TASK MATERIAL »
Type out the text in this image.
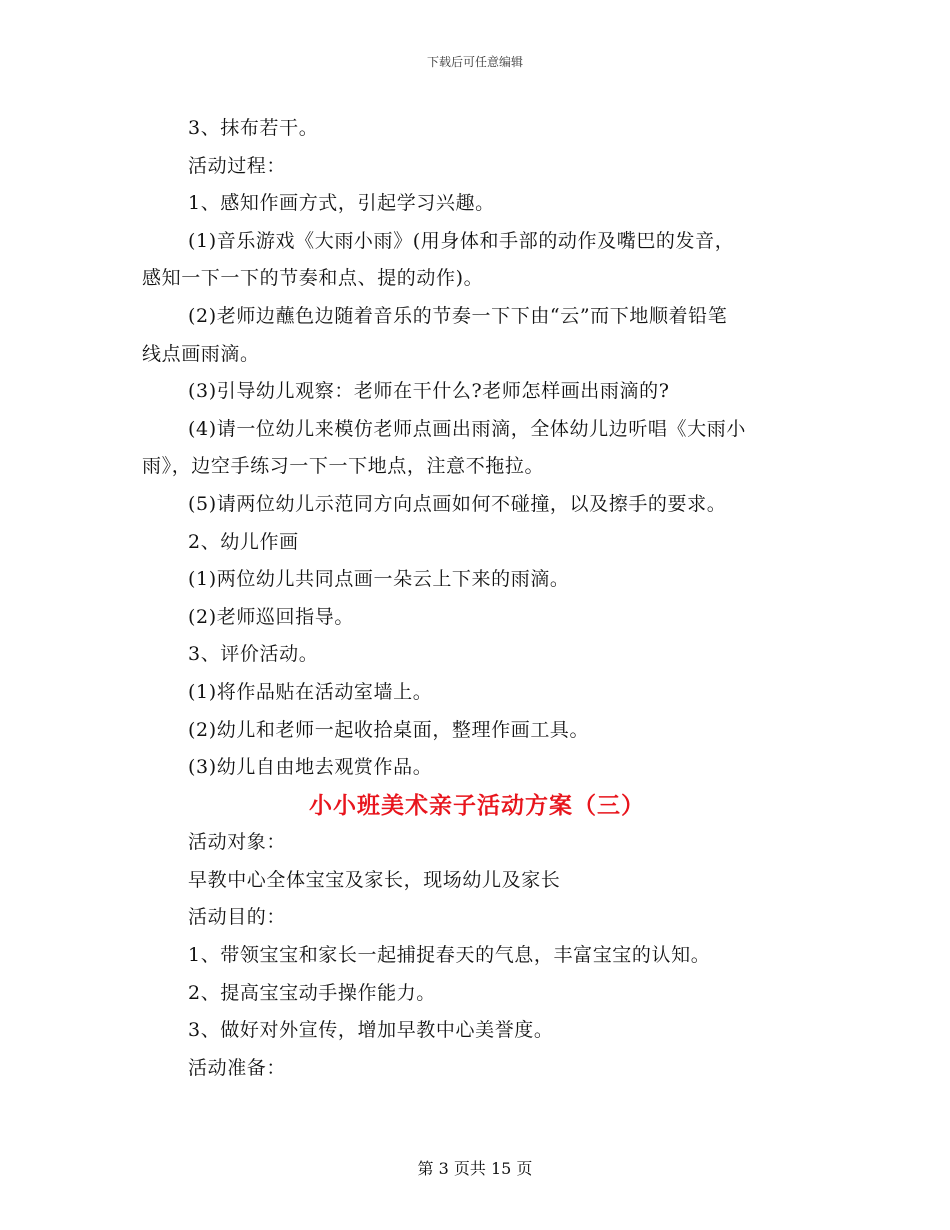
下载后可任意编辑
3、抹布若干。
活动过程：
1、感知作画方式，引起学习兴趣。
(1)音乐游戏《大雨小雨》(用身体和手部的动作及嘴巴的发音，
感知一下一下的节奏和点、提的动作)。
(2)老师边蘸色边随着音乐的节奏一下下由“云”而下地顺着铅笔
线点画雨滴。
(3)引导幼儿观察：老师在干什么?老师怎样画出雨滴的?
(4)请一位幼儿来模仿老师点画出雨滴，全体幼儿边听唱《大雨小
雨》，边空手练习一下一下地点，注意不拖拉。
(5)请两位幼儿示范同方向点画如何不碰撞，以及擦手的要求。
2、幼儿作画
(1)两位幼儿共同点画一朵云上下来的雨滴。
(2)老师巡回指导。
3、评价活动。
(1)将作品贴在活动室墙上。
(2)幼儿和老师一起收拾桌面，整理作画工具。
(3)幼儿自由地去观赏作品。
小小班美术亲子活动方案（三）
活动对象：
早教中心全体宝宝及家长，现场幼儿及家长
活动目的：
1、带领宝宝和家长一起捕捉春天的气息，丰富宝宝的认知。
2、提高宝宝动手操作能力。
3、做好对外宣传，增加早教中心美誉度。
活动准备：
第 3 页共 15 页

WHAT IS EXPECTED »
Reproduce the material above in full, exactly, with no images.

COMPLETE ANSWER »
Type out the text in this image.
下载后可任意编辑
3、抹布若干。
活动过程：
1、感知作画方式，引起学习兴趣。
(1)音乐游戏《大雨小雨》(用身体和手部的动作及嘴巴的发音，
感知一下一下的节奏和点、提的动作)。
(2)老师边蘸色边随着音乐的节奏一下下由“云”而下地顺着铅笔
线点画雨滴。
(3)引导幼儿观察：老师在干什么?老师怎样画出雨滴的?
(4)请一位幼儿来模仿老师点画出雨滴，全体幼儿边听唱《大雨小
雨》，边空手练习一下一下地点，注意不拖拉。
(5)请两位幼儿示范同方向点画如何不碰撞，以及擦手的要求。
2、幼儿作画
(1)两位幼儿共同点画一朵云上下来的雨滴。
(2)老师巡回指导。
3、评价活动。
(1)将作品贴在活动室墙上。
(2)幼儿和老师一起收拾桌面，整理作画工具。
(3)幼儿自由地去观赏作品。
小小班美术亲子活动方案（三）
活动对象：
早教中心全体宝宝及家长，现场幼儿及家长
活动目的：
1、带领宝宝和家长一起捕捉春天的气息，丰富宝宝的认知。
2、提高宝宝动手操作能力。
3、做好对外宣传，增加早教中心美誉度。
活动准备：
第 3 页共 15 页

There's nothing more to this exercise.